==== INPUT ====

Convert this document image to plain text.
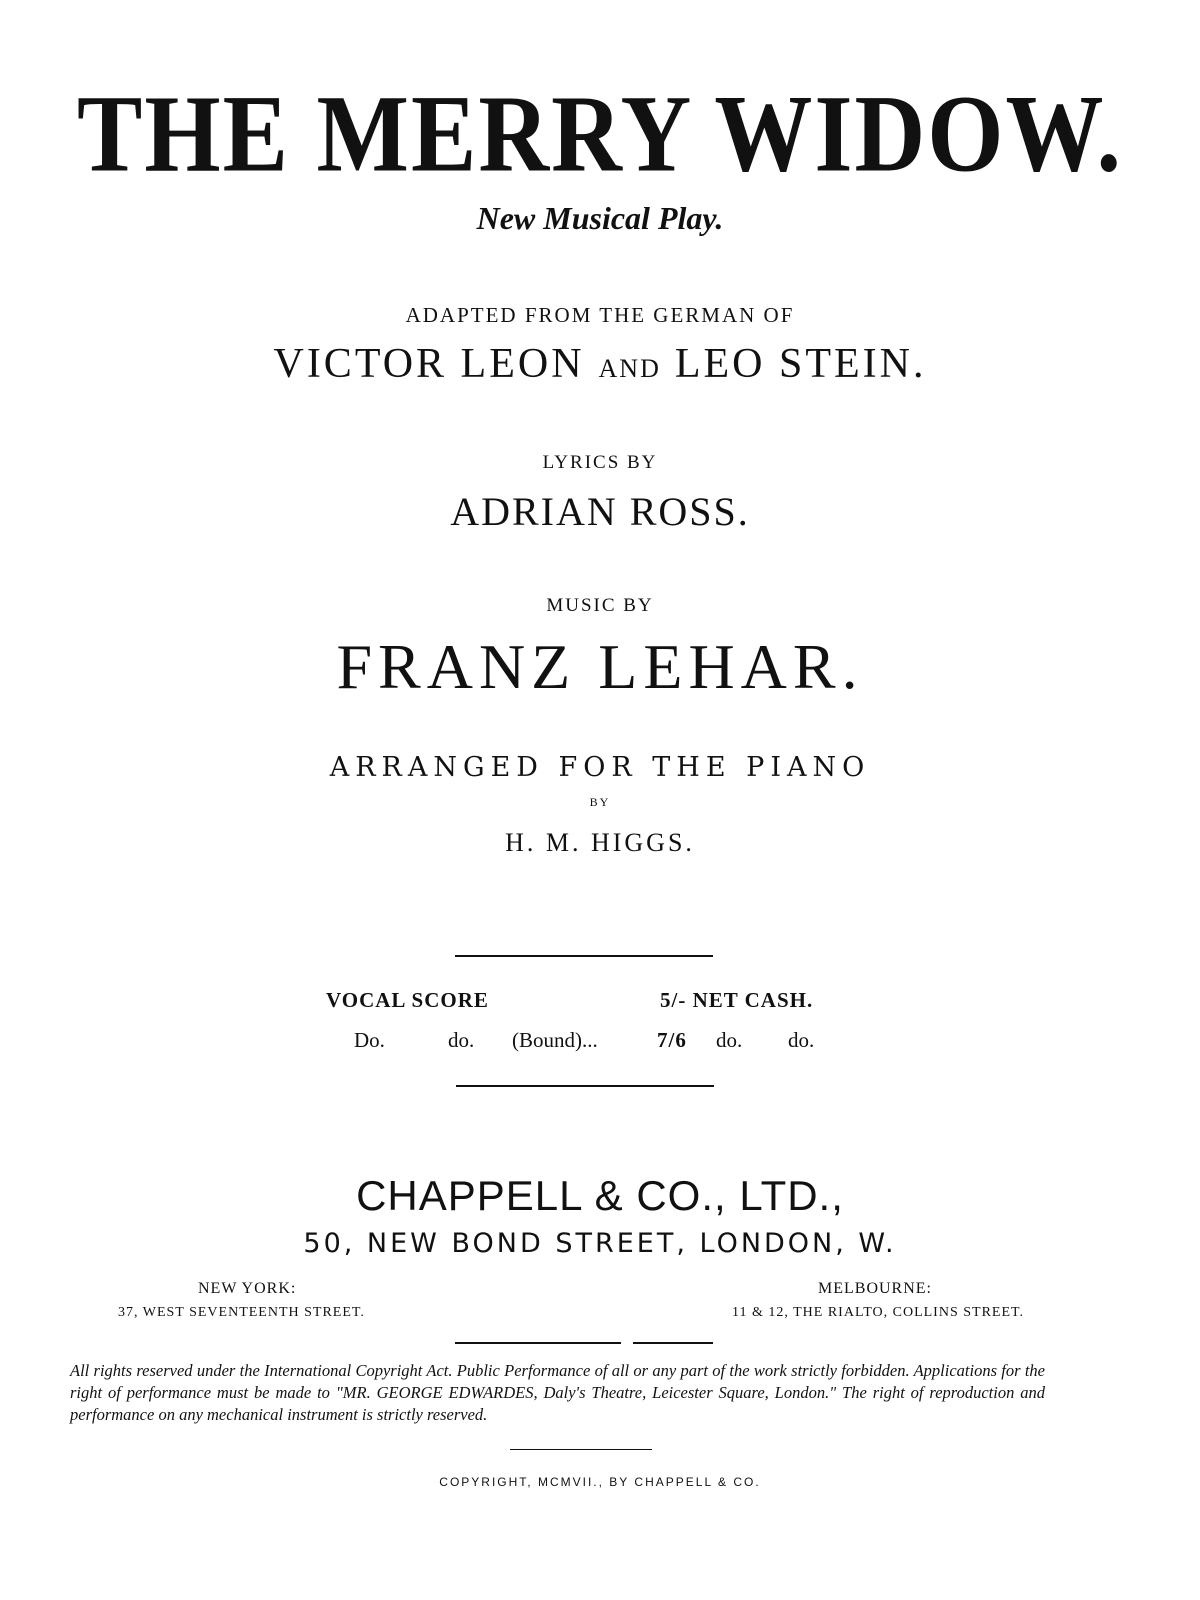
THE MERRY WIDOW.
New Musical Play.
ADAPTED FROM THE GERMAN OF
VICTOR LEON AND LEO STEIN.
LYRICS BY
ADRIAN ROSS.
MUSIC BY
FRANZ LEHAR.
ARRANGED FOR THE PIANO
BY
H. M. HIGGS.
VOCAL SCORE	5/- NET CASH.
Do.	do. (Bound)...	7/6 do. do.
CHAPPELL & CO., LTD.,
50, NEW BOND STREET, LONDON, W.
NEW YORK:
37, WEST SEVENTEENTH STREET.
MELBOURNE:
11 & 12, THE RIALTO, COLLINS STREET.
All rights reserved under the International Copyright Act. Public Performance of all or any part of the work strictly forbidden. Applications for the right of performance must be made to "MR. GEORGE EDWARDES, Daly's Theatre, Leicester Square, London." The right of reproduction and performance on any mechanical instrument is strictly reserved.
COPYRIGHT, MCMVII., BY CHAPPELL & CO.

====

TASK INSTRUCTIONS – Of the lines in the entries, how many include the word "STREET"? State only the number.

SOLUTION BELOW – 3